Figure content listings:
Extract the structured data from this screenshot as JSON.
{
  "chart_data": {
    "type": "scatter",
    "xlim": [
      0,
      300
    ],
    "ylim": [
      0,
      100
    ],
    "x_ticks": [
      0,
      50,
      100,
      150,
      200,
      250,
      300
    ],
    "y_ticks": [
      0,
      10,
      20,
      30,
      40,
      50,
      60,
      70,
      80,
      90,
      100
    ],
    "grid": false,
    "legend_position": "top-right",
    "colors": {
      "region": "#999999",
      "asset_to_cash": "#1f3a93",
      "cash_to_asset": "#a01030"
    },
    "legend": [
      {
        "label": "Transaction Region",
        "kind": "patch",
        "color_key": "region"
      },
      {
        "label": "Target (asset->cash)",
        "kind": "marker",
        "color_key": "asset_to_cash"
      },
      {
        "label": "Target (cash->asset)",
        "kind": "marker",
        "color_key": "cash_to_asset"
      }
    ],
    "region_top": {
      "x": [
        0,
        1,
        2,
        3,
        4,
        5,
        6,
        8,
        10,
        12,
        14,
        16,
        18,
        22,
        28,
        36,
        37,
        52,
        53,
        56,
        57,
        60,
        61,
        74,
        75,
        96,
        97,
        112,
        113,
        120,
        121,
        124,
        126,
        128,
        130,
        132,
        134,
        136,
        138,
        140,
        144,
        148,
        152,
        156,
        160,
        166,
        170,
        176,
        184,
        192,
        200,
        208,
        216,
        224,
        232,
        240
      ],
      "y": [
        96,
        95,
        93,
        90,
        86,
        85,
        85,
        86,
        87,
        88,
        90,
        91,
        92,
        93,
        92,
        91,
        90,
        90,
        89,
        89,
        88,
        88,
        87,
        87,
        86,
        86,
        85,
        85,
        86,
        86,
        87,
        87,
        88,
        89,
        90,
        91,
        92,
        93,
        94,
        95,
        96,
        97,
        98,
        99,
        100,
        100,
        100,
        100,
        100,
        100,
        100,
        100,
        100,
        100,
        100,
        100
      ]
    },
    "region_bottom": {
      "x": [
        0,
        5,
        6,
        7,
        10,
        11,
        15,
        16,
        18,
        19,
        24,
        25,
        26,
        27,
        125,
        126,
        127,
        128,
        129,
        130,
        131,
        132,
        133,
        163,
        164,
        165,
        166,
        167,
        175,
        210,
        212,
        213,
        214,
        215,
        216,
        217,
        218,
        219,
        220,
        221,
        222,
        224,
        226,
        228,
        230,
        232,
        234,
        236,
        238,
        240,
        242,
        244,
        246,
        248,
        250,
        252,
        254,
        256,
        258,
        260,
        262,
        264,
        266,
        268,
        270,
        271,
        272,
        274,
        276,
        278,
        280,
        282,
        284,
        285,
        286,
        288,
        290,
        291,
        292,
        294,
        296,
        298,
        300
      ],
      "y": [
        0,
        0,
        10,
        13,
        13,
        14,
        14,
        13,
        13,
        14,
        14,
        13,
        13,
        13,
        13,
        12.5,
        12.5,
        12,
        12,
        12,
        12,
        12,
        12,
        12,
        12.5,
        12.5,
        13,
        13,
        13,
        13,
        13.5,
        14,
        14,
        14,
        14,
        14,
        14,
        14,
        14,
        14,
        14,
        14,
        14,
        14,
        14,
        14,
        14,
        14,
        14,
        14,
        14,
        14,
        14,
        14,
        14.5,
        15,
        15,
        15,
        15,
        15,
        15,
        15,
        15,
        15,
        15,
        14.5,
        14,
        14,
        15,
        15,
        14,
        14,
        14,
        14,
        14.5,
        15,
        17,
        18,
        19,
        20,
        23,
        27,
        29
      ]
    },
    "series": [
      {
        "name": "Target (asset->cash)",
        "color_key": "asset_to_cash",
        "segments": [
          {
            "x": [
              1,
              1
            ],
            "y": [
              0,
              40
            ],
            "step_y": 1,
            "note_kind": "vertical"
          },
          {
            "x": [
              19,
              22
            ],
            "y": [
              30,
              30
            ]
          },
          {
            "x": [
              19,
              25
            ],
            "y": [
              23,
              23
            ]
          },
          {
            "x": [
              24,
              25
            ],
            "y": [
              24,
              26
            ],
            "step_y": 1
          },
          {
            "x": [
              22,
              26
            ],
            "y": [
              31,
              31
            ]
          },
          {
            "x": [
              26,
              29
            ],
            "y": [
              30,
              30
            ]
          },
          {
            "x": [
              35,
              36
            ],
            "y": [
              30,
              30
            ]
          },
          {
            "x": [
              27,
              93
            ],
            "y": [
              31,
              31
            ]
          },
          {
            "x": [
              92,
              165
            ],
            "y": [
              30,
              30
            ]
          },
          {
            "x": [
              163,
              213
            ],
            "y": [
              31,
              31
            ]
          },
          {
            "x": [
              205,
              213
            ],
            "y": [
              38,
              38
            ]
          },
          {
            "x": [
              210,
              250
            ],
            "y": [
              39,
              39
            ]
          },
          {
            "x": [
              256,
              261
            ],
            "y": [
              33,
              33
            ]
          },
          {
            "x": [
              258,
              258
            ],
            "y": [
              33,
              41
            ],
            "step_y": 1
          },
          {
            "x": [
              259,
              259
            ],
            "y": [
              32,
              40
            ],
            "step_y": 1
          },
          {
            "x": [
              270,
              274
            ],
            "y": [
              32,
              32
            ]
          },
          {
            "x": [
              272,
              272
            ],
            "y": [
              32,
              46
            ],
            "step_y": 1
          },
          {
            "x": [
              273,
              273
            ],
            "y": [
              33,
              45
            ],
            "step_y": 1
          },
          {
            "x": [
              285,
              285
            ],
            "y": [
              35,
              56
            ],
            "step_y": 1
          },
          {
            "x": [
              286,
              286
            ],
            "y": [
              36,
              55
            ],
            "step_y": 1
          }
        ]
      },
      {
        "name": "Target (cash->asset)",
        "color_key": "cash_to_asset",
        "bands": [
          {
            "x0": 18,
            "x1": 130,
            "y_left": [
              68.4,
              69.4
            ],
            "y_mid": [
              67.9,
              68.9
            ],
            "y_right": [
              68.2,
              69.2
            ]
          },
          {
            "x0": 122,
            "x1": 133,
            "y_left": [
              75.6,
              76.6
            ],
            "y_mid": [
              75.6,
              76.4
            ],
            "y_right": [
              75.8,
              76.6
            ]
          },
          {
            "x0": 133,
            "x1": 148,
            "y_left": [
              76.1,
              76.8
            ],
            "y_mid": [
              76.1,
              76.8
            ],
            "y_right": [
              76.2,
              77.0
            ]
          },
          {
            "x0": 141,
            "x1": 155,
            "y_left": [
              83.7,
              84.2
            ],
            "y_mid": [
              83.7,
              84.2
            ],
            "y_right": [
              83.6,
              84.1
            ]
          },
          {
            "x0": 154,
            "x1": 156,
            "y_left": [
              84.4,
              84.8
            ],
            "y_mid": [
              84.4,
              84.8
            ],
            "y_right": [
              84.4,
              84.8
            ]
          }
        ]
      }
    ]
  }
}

### PROBLEM TO WORK ON
Each line above is to be repeated exactly.

### EXERCISE SOLUTION
Extract the structured data from this screenshot as JSON.
{
  "chart_data": {
    "type": "scatter",
    "xlim": [
      0,
      300
    ],
    "ylim": [
      0,
      100
    ],
    "x_ticks": [
      0,
      50,
      100,
      150,
      200,
      250,
      300
    ],
    "y_ticks": [
      0,
      10,
      20,
      30,
      40,
      50,
      60,
      70,
      80,
      90,
      100
    ],
    "grid": false,
    "legend_position": "top-right",
    "colors": {
      "region": "#999999",
      "asset_to_cash": "#1f3a93",
      "cash_to_asset": "#a01030"
    },
    "legend": [
      {
        "label": "Transaction Region",
        "kind": "patch",
        "color_key": "region"
      },
      {
        "label": "Target (asset->cash)",
        "kind": "marker",
        "color_key": "asset_to_cash"
      },
      {
        "label": "Target (cash->asset)",
        "kind": "marker",
        "color_key": "cash_to_asset"
      }
    ],
    "region_top": {
      "x": [
        0,
        1,
        2,
        3,
        4,
        5,
        6,
        8,
        10,
        12,
        14,
        16,
        18,
        22,
        28,
        36,
        37,
        52,
        53,
        56,
        57,
        60,
        61,
        74,
        75,
        96,
        97,
        112,
        113,
        120,
        121,
        124,
        126,
        128,
        130,
        132,
        134,
        136,
        138,
        140,
        144,
        148,
        152,
        156,
        160,
        166,
        170,
        176,
        184,
        192,
        200,
        208,
        216,
        224,
        232,
        240
      ],
      "y": [
        96,
        95,
        93,
        90,
        86,
        85,
        85,
        86,
        87,
        88,
        90,
        91,
        92,
        93,
        92,
        91,
        90,
        90,
        89,
        89,
        88,
        88,
        87,
        87,
        86,
        86,
        85,
        85,
        86,
        86,
        87,
        87,
        88,
        89,
        90,
        91,
        92,
        93,
        94,
        95,
        96,
        97,
        98,
        99,
        100,
        100,
        100,
        100,
        100,
        100,
        100,
        100,
        100,
        100,
        100,
        100
      ]
    },
    "region_bottom": {
      "x": [
        0,
        5,
        6,
        7,
        10,
        11,
        15,
        16,
        18,
        19,
        24,
        25,
        26,
        27,
        125,
        126,
        127,
        128,
        129,
        130,
        131,
        132,
        133,
        163,
        164,
        165,
        166,
        167,
        175,
        210,
        212,
        213,
        214,
        215,
        216,
        217,
        218,
        219,
        220,
        221,
        222,
        224,
        226,
        228,
        230,
        232,
        234,
        236,
        238,
        240,
        242,
        244,
        246,
        248,
        250,
        252,
        254,
        256,
        258,
        260,
        262,
        264,
        266,
        268,
        270,
        271,
        272,
        274,
        276,
        278,
        280,
        282,
        284,
        285,
        286,
        288,
        290,
        291,
        292,
        294,
        296,
        298,
        300
      ],
      "y": [
        0,
        0,
        10,
        13,
        13,
        14,
        14,
        13,
        13,
        14,
        14,
        13,
        13,
        13,
        13,
        12.5,
        12.5,
        12,
        12,
        12,
        12,
        12,
        12,
        12,
        12.5,
        12.5,
        13,
        13,
        13,
        13,
        13.5,
        14,
        14,
        14,
        14,
        14,
        14,
        14,
        14,
        14,
        14,
        14,
        14,
        14,
        14,
        14,
        14,
        14,
        14,
        14,
        14,
        14,
        14,
        14,
        14.5,
        15,
        15,
        15,
        15,
        15,
        15,
        15,
        15,
        15,
        15,
        14.5,
        14,
        14,
        15,
        15,
        14,
        14,
        14,
        14,
        14.5,
        15,
        17,
        18,
        19,
        20,
        23,
        27,
        29
      ]
    },
    "series": [
      {
        "name": "Target (asset->cash)",
        "color_key": "asset_to_cash",
        "segments": [
          {
            "x": [
              1,
              1
            ],
            "y": [
              0,
              40
            ],
            "step_y": 1,
            "note_kind": "vertical"
          },
          {
            "x": [
              19,
              22
            ],
            "y": [
              30,
              30
            ]
          },
          {
            "x": [
              19,
              25
            ],
            "y": [
              23,
              23
            ]
          },
          {
            "x": [
              24,
              25
            ],
            "y": [
              24,
              26
            ],
            "step_y": 1
          },
          {
            "x": [
              22,
              26
            ],
            "y": [
              31,
              31
            ]
          },
          {
            "x": [
              26,
              29
            ],
            "y": [
              30,
              30
            ]
          },
          {
            "x": [
              35,
              36
            ],
            "y": [
              30,
              30
            ]
          },
          {
            "x": [
              27,
              93
            ],
            "y": [
              31,
              31
            ]
          },
          {
            "x": [
              92,
              165
            ],
            "y": [
              30,
              30
            ]
          },
          {
            "x": [
              163,
              213
            ],
            "y": [
              31,
              31
            ]
          },
          {
            "x": [
              205,
              213
            ],
            "y": [
              38,
              38
            ]
          },
          {
            "x": [
              210,
              250
            ],
            "y": [
              39,
              39
            ]
          },
          {
            "x": [
              256,
              261
            ],
            "y": [
              33,
              33
            ]
          },
          {
            "x": [
              258,
              258
            ],
            "y": [
              33,
              41
            ],
            "step_y": 1
          },
          {
            "x": [
              259,
              259
            ],
            "y": [
              32,
              40
            ],
            "step_y": 1
          },
          {
            "x": [
              270,
              274
            ],
            "y": [
              32,
              32
            ]
          },
          {
            "x": [
              272,
              272
            ],
            "y": [
              32,
              46
            ],
            "step_y": 1
          },
          {
            "x": [
              273,
              273
            ],
            "y": [
              33,
              45
            ],
            "step_y": 1
          },
          {
            "x": [
              285,
              285
            ],
            "y": [
              35,
              56
            ],
            "step_y": 1
          },
          {
            "x": [
              286,
              286
            ],
            "y": [
              36,
              55
            ],
            "step_y": 1
          }
        ]
      },
      {
        "name": "Target (cash->asset)",
        "color_key": "cash_to_asset",
        "bands": [
          {
            "x0": 18,
            "x1": 130,
            "y_left": [
              68.4,
              69.4
            ],
            "y_mid": [
              67.9,
              68.9
            ],
            "y_right": [
              68.2,
              69.2
            ]
          },
          {
            "x0": 122,
            "x1": 133,
            "y_left": [
              75.6,
              76.6
            ],
            "y_mid": [
              75.6,
              76.4
            ],
            "y_right": [
              75.8,
              76.6
            ]
          },
          {
            "x0": 133,
            "x1": 148,
            "y_left": [
              76.1,
              76.8
            ],
            "y_mid": [
              76.1,
              76.8
            ],
            "y_right": [
              76.2,
              77.0
            ]
          },
          {
            "x0": 141,
            "x1": 155,
            "y_left": [
              83.7,
              84.2
            ],
            "y_mid": [
              83.7,
              84.2
            ],
            "y_right": [
              83.6,
              84.1
            ]
          },
          {
            "x0": 154,
            "x1": 156,
            "y_left": [
              84.4,
              84.8
            ],
            "y_mid": [
              84.4,
              84.8
            ],
            "y_right": [
              84.4,
              84.8
            ]
          }
        ]
      }
    ]
  }
}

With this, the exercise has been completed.